== DATASET EXCERPTS ==
_ _ _ _ _ _ _

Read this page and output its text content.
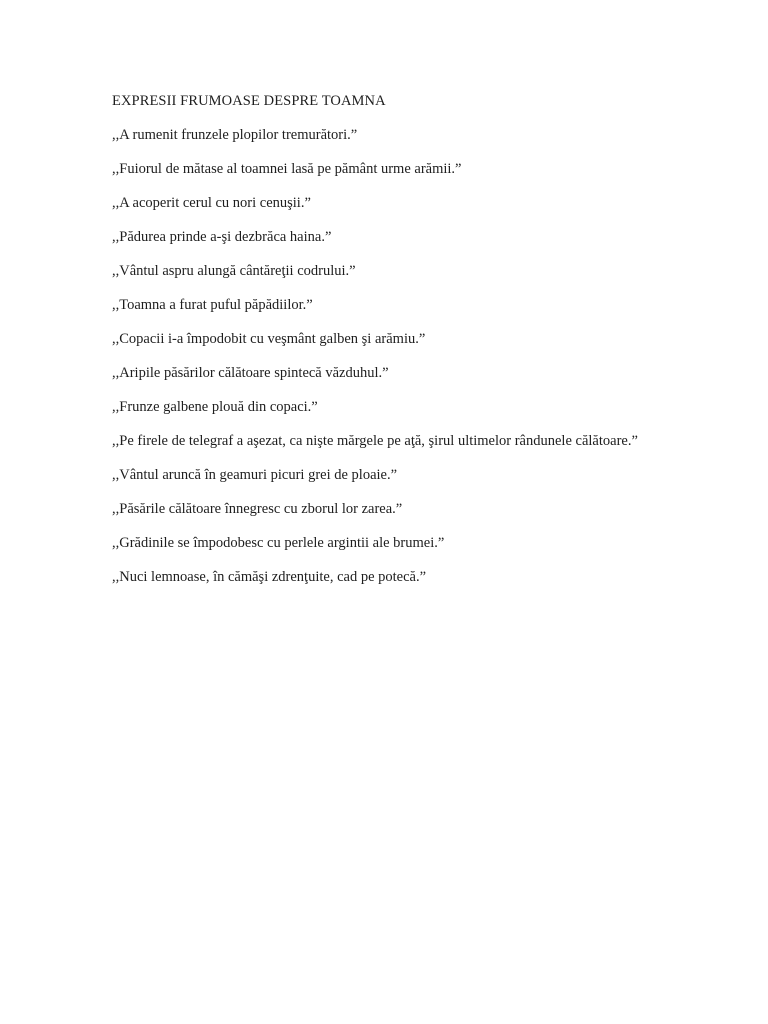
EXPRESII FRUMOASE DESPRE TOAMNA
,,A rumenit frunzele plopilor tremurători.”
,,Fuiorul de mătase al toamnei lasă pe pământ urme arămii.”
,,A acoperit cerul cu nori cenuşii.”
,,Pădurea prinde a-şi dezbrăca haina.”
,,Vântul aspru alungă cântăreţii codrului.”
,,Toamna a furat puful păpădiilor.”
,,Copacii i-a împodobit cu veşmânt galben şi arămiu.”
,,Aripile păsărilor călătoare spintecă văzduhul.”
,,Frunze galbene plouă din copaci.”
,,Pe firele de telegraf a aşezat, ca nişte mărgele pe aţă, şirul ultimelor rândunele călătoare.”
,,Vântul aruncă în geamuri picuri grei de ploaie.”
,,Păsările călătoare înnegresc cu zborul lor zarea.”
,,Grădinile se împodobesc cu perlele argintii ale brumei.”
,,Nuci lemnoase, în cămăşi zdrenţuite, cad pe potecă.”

_ _ _ _ _ _ _

== WHAT IS ASKED ==
Pick out each line containing the string "Vântul" and copy it.

== ANSWER IN FULL ==
,,Vântul aspru alungă cântăreţii codrului.”
,,Vântul aruncă în geamuri picuri grei de ploaie.”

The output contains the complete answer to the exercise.